§ Your goal: Transcribe all the entries word for word, skipping the pictures.

§ Stored records:

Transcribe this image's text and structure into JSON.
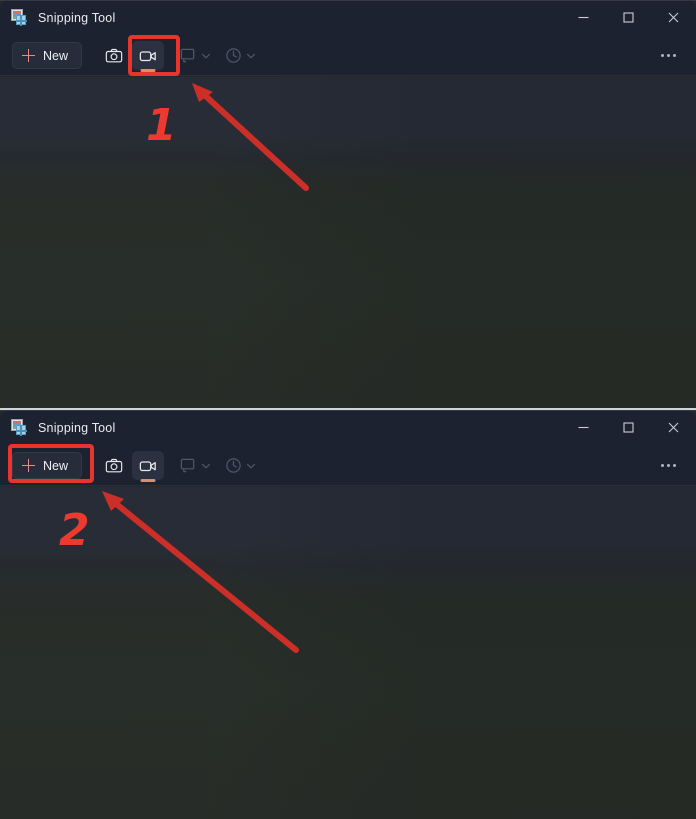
{
  "windows": [
    {
      "title": "Snipping Tool",
      "app_icon": "snipping-tool-icon",
      "controls": {
        "minimize": "minimize-icon",
        "maximize": "maximize-icon",
        "close": "close-icon"
      },
      "toolbar": {
        "new_label": "New",
        "new_icon": "plus-icon",
        "camera_icon": "camera-icon",
        "video_icon": "video-camera-icon",
        "snip_mode_icon": "rectangle-snip-icon",
        "snip_mode_chevron": "chevron-down-icon",
        "delay_icon": "clock-delay-icon",
        "delay_chevron": "chevron-down-icon",
        "more_icon": "ellipsis-icon",
        "selected_mode": "video",
        "highlighted_control": "video-camera-icon"
      }
    },
    {
      "title": "Snipping Tool",
      "app_icon": "snipping-tool-icon",
      "controls": {
        "minimize": "minimize-icon",
        "maximize": "maximize-icon",
        "close": "close-icon"
      },
      "toolbar": {
        "new_label": "New",
        "new_icon": "plus-icon",
        "camera_icon": "camera-icon",
        "video_icon": "video-camera-icon",
        "snip_mode_icon": "rectangle-snip-icon",
        "snip_mode_chevron": "chevron-down-icon",
        "delay_icon": "clock-delay-icon",
        "delay_chevron": "chevron-down-icon",
        "more_icon": "ellipsis-icon",
        "selected_mode": "video",
        "highlighted_control": "new-button"
      }
    }
  ],
  "annotations": [
    {
      "number": "1",
      "target": "video-camera-icon"
    },
    {
      "number": "2",
      "target": "new-button"
    }
  ],
  "colors": {
    "annotation_red": "#e8342c",
    "titlebar_bg": "#1d2230",
    "canvas_top": "#262a35",
    "canvas_bottom": "#262a26",
    "mode_underline": "#d98f6b",
    "plus_accent": "#e98a8a"
  }
}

§ Solution to this exercise:
Transcribe this image's text and structure into JSON.
{
  "windows": [
    {
      "title": "Snipping Tool",
      "app_icon": "snipping-tool-icon",
      "controls": {
        "minimize": "minimize-icon",
        "maximize": "maximize-icon",
        "close": "close-icon"
      },
      "toolbar": {
        "new_label": "New",
        "new_icon": "plus-icon",
        "camera_icon": "camera-icon",
        "video_icon": "video-camera-icon",
        "snip_mode_icon": "rectangle-snip-icon",
        "snip_mode_chevron": "chevron-down-icon",
        "delay_icon": "clock-delay-icon",
        "delay_chevron": "chevron-down-icon",
        "more_icon": "ellipsis-icon",
        "selected_mode": "video",
        "highlighted_control": "video-camera-icon"
      }
    },
    {
      "title": "Snipping Tool",
      "app_icon": "snipping-tool-icon",
      "controls": {
        "minimize": "minimize-icon",
        "maximize": "maximize-icon",
        "close": "close-icon"
      },
      "toolbar": {
        "new_label": "New",
        "new_icon": "plus-icon",
        "camera_icon": "camera-icon",
        "video_icon": "video-camera-icon",
        "snip_mode_icon": "rectangle-snip-icon",
        "snip_mode_chevron": "chevron-down-icon",
        "delay_icon": "clock-delay-icon",
        "delay_chevron": "chevron-down-icon",
        "more_icon": "ellipsis-icon",
        "selected_mode": "video",
        "highlighted_control": "new-button"
      }
    }
  ],
  "annotations": [
    {
      "number": "1",
      "target": "video-camera-icon"
    },
    {
      "number": "2",
      "target": "new-button"
    }
  ],
  "colors": {
    "annotation_red": "#e8342c",
    "titlebar_bg": "#1d2230",
    "canvas_top": "#262a35",
    "canvas_bottom": "#262a26",
    "mode_underline": "#d98f6b",
    "plus_accent": "#e98a8a"
  }
}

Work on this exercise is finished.